--- Information supplied ---
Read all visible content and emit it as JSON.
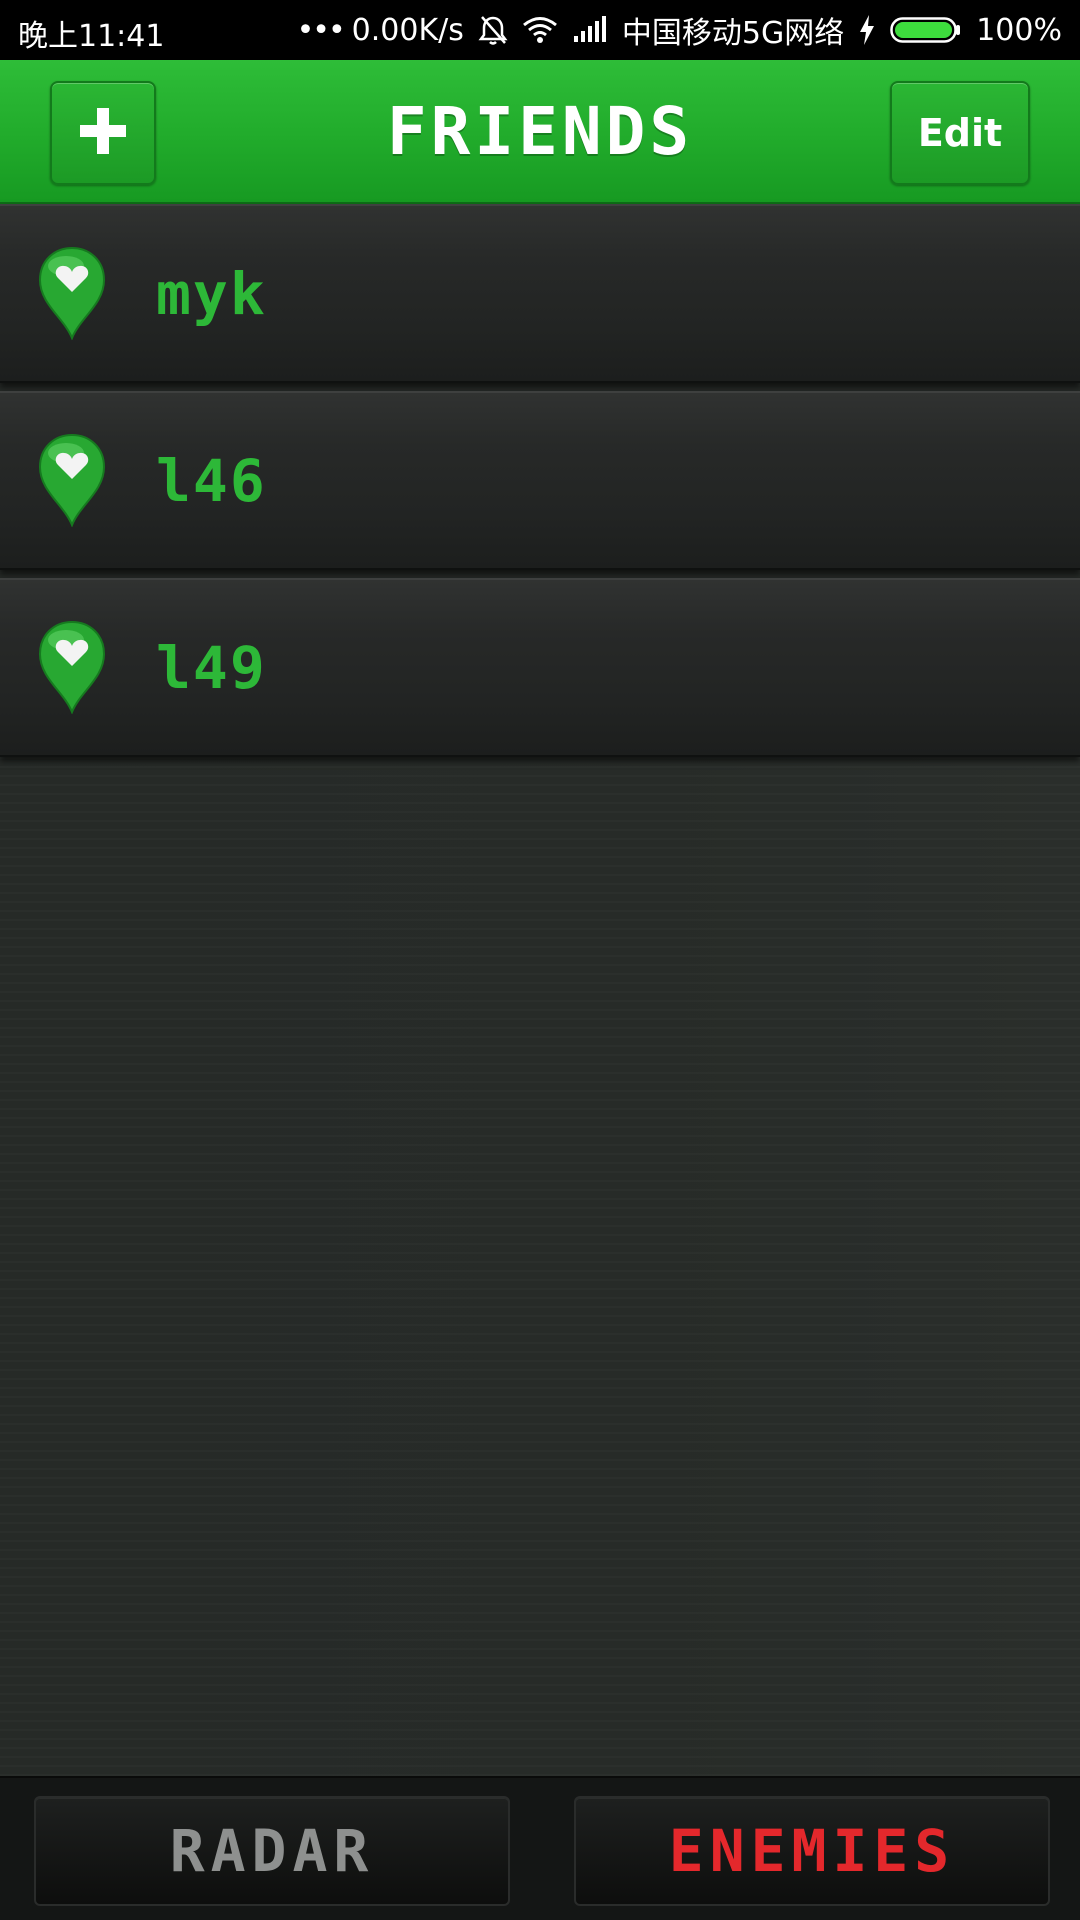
{
  "status_bar": {
    "time": "晚上11:41",
    "dots": "•••",
    "net_speed": "0.00K/s",
    "carrier": "中国移动5G网络",
    "battery": "100%",
    "icons": [
      "bell-muted-icon",
      "wifi-icon",
      "signal-icon",
      "charging-bolt-icon",
      "battery-icon"
    ]
  },
  "header": {
    "title": "FRIENDS",
    "add_label": "+",
    "edit_label": "Edit",
    "color": "#24b02f"
  },
  "friends": [
    {
      "name": "myk",
      "icon": "heart-pin-icon"
    },
    {
      "name": "l46",
      "icon": "heart-pin-icon"
    },
    {
      "name": "l49",
      "icon": "heart-pin-icon"
    }
  ],
  "bottom_tabs": [
    {
      "label": "RADAR",
      "color": "#8e908f"
    },
    {
      "label": "ENEMIES",
      "color": "#e4282c"
    }
  ]
}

--- Task requirements ---
Collect the lines of the records that include the string "color".

--- Reply to the exercise ---
    "color": "#24b02f"
      "color": "#8e908f"
      "color": "#e4282c"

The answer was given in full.